[Dataset items]
## Start
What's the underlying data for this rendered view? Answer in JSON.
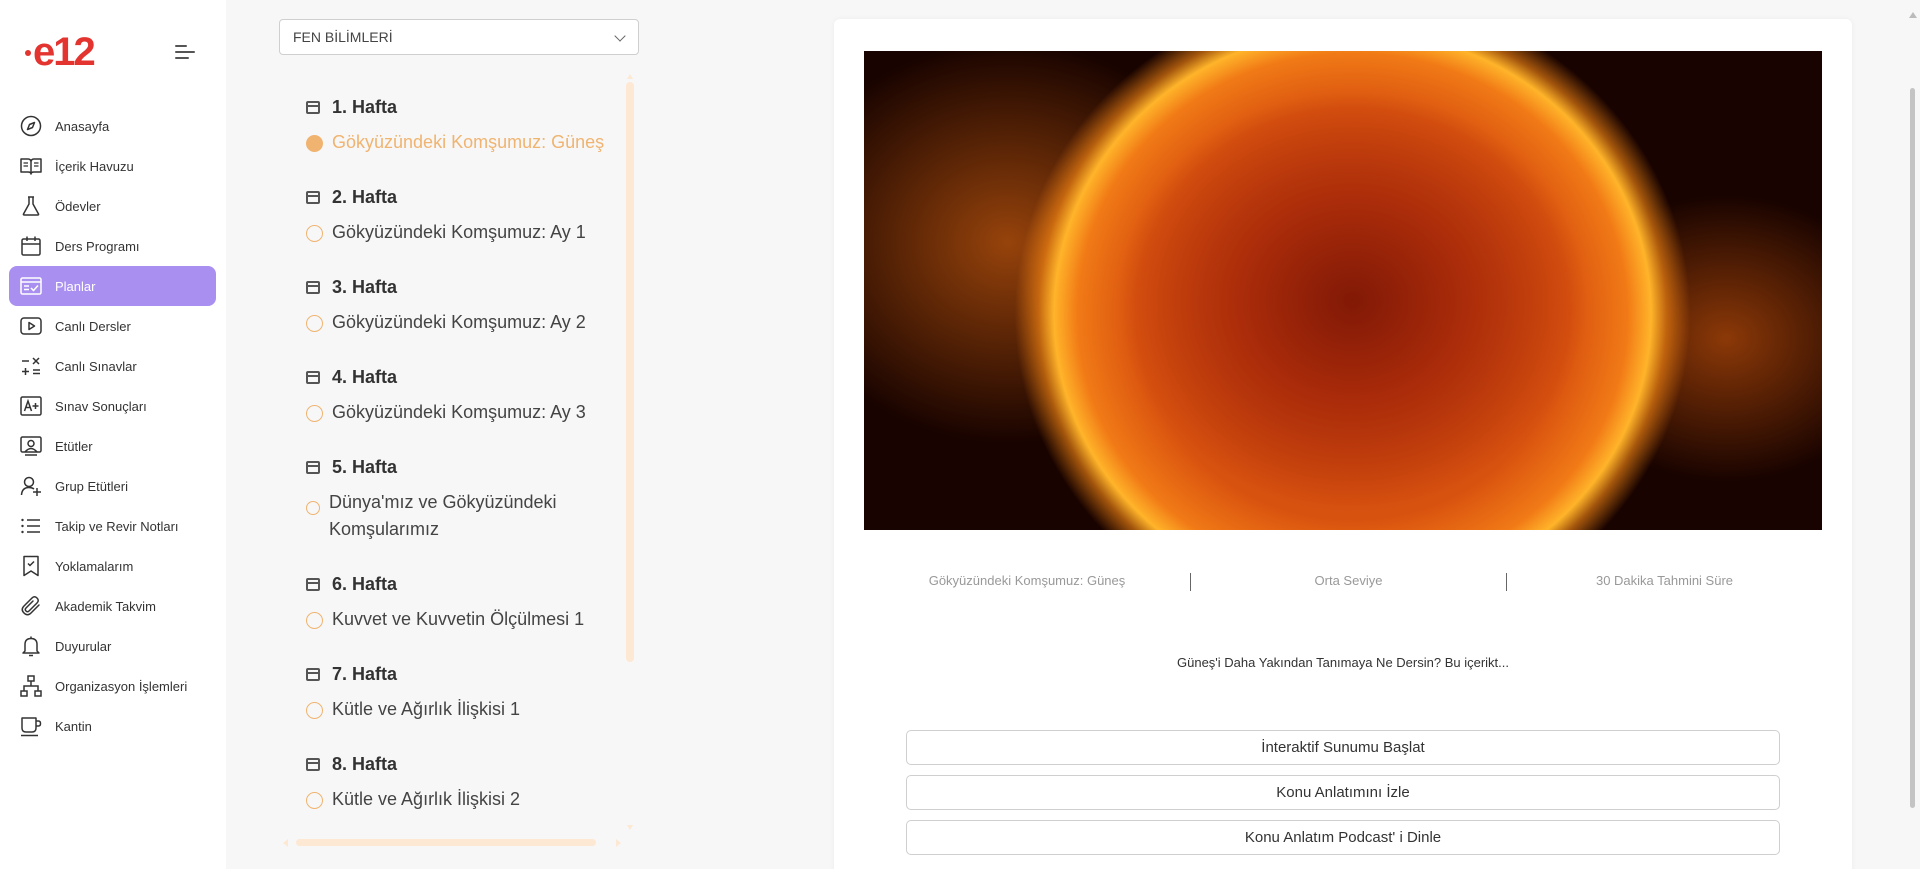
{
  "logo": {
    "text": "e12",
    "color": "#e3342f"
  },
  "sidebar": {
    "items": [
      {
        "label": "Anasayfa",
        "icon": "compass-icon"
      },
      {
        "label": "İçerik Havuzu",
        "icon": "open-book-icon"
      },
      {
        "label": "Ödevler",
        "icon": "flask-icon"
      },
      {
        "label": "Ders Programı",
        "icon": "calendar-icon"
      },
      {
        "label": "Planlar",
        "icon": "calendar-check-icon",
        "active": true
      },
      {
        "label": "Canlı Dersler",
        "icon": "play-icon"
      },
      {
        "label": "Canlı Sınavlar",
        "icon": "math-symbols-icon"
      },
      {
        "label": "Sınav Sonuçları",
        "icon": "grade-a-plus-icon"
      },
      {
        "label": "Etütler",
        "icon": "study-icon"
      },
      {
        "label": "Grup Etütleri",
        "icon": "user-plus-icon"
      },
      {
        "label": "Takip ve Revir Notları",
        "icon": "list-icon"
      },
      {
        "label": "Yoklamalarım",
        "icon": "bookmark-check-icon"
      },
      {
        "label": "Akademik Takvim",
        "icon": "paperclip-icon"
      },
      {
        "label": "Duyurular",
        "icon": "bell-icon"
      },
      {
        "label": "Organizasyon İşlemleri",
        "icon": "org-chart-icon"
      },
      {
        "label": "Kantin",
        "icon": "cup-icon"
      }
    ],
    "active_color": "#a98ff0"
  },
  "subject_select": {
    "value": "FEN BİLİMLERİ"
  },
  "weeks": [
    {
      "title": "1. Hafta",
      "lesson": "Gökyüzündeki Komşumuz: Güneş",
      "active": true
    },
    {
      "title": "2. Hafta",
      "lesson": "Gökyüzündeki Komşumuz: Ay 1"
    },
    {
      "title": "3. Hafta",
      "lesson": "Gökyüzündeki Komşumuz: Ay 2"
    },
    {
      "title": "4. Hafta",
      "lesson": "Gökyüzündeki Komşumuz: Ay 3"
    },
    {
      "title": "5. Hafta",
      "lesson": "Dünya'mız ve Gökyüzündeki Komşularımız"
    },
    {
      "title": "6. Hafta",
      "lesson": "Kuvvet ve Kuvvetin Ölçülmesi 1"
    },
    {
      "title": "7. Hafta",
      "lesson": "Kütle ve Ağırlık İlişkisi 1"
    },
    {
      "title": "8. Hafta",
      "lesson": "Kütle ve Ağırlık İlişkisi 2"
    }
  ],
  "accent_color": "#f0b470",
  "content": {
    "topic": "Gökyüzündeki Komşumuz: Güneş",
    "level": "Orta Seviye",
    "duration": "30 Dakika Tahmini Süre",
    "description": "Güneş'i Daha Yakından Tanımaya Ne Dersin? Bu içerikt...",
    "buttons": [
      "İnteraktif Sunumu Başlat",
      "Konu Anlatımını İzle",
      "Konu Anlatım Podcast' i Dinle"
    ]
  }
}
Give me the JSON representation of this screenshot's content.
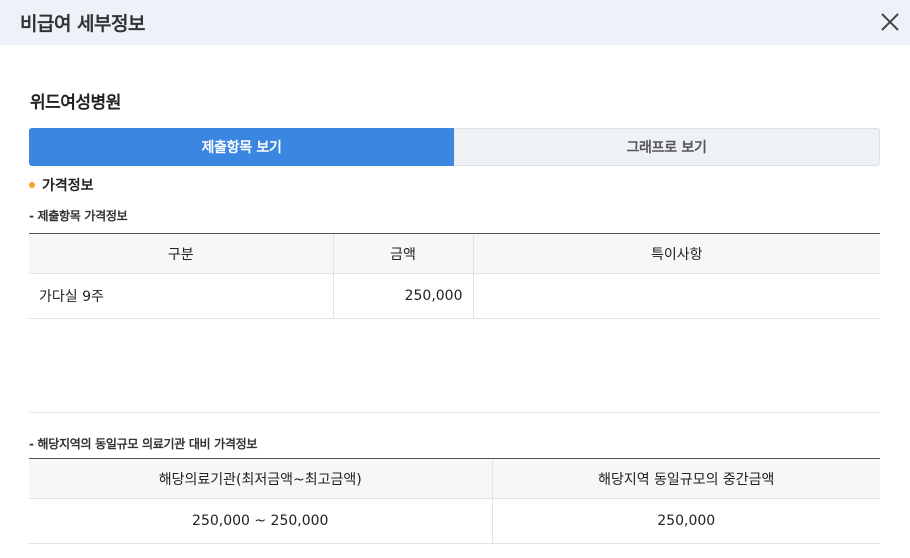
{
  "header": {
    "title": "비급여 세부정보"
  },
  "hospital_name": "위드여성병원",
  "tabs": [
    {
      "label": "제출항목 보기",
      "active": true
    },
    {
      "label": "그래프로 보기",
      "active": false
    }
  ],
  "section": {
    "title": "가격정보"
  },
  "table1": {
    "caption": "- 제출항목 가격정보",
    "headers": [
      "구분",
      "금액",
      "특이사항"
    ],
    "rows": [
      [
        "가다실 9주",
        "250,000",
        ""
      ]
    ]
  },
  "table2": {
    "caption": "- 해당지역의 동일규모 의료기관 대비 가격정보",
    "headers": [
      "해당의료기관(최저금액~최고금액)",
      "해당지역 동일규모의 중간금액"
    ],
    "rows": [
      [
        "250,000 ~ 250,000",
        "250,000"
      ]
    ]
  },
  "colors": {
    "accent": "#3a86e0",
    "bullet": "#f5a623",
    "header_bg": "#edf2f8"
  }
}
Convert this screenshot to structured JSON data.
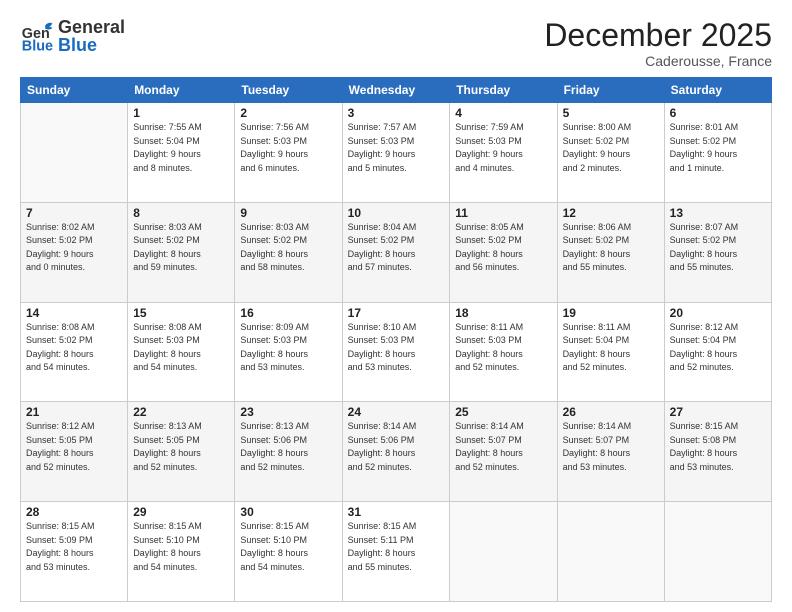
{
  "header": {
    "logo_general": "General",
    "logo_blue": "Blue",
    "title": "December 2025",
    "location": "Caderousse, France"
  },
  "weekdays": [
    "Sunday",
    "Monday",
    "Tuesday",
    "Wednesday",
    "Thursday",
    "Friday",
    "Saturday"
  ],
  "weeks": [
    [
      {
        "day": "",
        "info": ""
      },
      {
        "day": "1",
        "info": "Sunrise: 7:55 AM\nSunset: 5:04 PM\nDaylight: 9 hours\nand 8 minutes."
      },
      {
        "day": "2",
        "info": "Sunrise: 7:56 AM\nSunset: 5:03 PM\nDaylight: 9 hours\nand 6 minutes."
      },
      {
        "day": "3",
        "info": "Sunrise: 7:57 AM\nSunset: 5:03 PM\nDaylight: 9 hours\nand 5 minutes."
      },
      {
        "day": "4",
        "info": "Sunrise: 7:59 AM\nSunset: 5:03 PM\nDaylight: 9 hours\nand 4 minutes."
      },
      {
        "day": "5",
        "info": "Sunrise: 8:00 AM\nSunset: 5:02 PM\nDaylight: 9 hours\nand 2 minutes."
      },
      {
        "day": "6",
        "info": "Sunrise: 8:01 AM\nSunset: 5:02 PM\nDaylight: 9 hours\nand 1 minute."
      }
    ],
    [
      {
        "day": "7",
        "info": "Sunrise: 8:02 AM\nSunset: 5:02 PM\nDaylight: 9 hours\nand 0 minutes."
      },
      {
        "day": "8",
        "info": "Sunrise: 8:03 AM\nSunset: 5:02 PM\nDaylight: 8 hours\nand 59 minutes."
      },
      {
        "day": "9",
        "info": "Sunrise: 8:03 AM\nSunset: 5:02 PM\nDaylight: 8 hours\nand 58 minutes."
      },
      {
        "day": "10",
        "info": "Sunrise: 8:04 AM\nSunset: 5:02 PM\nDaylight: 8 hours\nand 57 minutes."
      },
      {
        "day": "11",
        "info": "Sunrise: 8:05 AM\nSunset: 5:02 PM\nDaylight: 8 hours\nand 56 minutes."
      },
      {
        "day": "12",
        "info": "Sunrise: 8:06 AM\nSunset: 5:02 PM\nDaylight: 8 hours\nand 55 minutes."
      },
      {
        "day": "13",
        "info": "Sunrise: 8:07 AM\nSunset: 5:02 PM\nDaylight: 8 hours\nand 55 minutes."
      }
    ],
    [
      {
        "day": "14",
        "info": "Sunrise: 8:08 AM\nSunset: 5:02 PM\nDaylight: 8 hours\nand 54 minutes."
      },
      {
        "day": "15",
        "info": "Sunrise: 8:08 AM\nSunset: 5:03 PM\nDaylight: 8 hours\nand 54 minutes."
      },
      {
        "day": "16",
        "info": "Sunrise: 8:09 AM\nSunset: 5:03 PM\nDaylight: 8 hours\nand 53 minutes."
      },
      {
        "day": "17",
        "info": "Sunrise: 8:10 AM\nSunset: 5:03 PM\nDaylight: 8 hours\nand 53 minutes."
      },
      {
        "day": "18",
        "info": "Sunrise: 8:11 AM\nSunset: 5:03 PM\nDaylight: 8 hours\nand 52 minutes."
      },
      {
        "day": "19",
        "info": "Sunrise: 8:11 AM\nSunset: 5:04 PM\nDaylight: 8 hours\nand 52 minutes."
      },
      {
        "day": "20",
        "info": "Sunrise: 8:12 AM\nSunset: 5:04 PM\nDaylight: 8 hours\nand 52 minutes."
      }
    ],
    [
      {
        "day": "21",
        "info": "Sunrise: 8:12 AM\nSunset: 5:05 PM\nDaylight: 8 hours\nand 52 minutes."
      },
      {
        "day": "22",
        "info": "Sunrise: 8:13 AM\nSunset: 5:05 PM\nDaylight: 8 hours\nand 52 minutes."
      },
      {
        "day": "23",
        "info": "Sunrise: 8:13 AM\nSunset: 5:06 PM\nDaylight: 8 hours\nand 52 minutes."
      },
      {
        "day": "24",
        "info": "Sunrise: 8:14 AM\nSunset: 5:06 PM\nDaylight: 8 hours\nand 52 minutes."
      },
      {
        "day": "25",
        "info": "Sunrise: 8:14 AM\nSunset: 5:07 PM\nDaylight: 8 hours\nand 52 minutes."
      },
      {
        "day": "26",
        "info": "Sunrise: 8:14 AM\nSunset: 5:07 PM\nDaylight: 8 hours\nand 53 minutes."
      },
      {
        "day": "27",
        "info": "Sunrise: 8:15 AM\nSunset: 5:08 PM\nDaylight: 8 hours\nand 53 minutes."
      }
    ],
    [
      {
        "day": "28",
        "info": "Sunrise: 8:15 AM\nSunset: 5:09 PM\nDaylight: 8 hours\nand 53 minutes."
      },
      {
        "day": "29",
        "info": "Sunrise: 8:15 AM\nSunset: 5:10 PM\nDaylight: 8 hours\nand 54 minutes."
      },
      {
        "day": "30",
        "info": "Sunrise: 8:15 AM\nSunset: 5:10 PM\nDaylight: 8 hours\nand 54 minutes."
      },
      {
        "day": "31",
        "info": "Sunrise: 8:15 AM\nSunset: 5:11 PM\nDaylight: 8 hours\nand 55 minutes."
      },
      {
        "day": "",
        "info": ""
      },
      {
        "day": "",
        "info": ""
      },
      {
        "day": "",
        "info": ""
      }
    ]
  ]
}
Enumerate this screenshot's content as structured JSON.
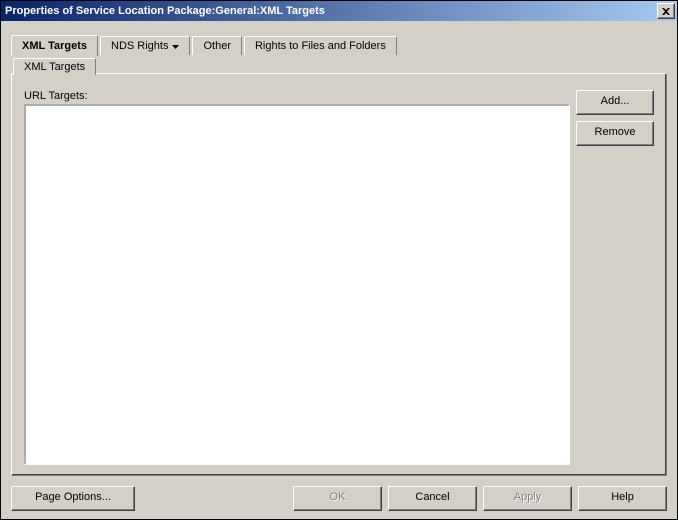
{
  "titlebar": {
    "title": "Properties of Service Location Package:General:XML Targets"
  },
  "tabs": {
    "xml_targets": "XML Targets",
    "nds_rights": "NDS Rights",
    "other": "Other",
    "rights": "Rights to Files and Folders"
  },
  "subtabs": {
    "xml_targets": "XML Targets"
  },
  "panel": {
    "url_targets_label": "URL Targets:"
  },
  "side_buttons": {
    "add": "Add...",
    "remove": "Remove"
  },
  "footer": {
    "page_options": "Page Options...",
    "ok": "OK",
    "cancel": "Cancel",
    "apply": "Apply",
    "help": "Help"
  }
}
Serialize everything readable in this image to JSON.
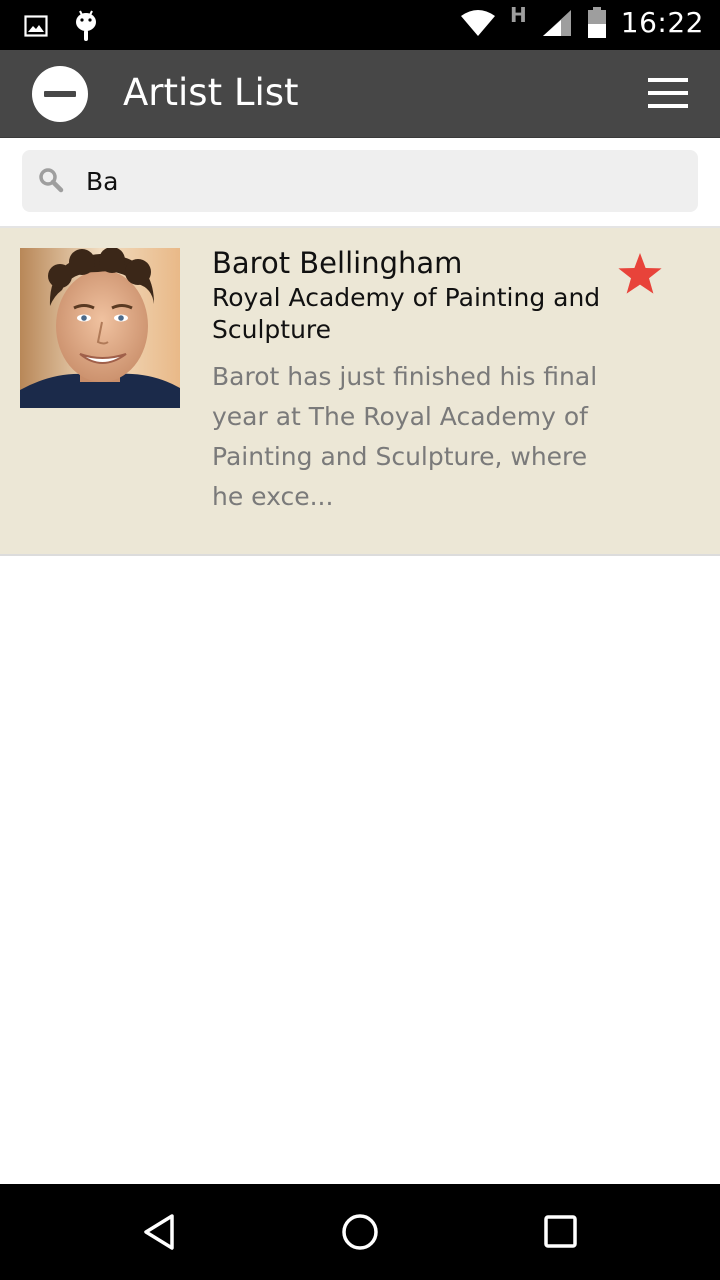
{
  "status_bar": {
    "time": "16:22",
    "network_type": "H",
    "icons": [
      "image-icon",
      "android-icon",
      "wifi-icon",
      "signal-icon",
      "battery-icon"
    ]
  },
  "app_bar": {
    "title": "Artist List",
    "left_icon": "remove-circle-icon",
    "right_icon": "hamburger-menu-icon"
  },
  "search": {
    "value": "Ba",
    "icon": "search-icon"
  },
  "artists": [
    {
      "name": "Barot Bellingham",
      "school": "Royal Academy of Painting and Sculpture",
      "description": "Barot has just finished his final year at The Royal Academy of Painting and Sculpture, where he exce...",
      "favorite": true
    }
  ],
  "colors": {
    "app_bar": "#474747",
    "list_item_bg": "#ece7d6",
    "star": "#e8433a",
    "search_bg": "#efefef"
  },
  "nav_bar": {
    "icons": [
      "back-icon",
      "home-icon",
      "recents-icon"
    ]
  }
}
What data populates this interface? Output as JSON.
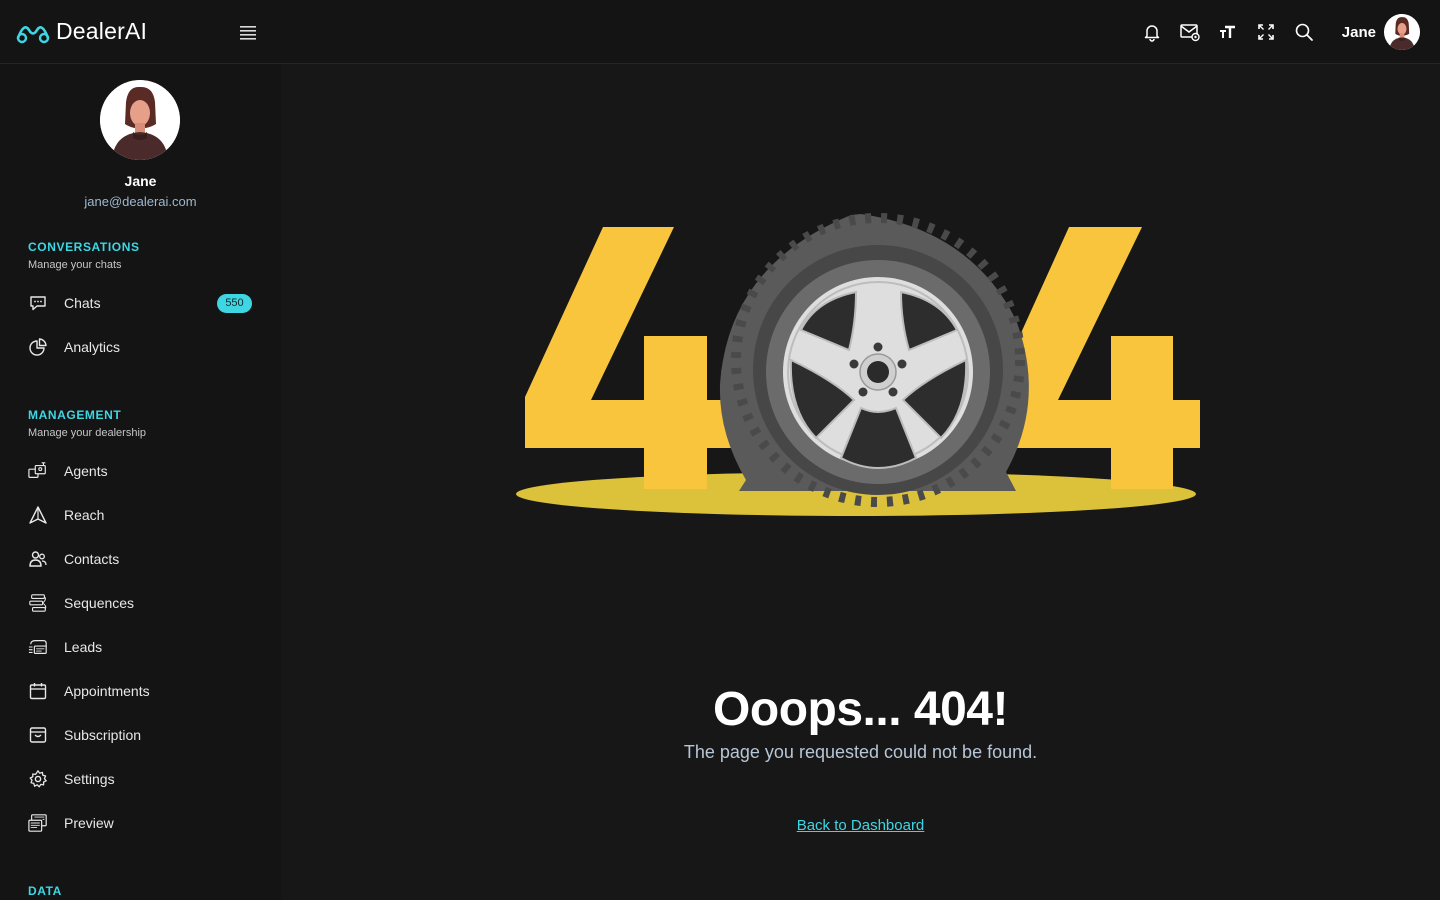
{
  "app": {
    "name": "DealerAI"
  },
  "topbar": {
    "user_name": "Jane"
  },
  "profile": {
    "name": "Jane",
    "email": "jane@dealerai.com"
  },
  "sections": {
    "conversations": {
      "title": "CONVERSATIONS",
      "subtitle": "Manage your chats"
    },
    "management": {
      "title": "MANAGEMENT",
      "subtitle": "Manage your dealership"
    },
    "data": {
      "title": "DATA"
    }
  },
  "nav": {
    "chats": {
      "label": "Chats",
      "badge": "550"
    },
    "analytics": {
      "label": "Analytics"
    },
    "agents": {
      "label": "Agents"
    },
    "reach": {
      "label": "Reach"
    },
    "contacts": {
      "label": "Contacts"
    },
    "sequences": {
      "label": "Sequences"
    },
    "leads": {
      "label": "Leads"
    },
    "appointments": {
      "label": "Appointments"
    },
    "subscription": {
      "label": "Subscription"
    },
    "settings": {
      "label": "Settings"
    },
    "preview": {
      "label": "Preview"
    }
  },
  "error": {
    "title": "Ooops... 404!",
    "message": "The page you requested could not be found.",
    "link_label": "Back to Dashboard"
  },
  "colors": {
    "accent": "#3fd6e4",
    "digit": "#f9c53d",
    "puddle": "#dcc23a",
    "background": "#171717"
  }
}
## End
__Given instruction__:
Extract all lines from the material above that include the word "true".

__Output for this task__:
        "active": true
      "active": true
      "active": true
      "favorite": true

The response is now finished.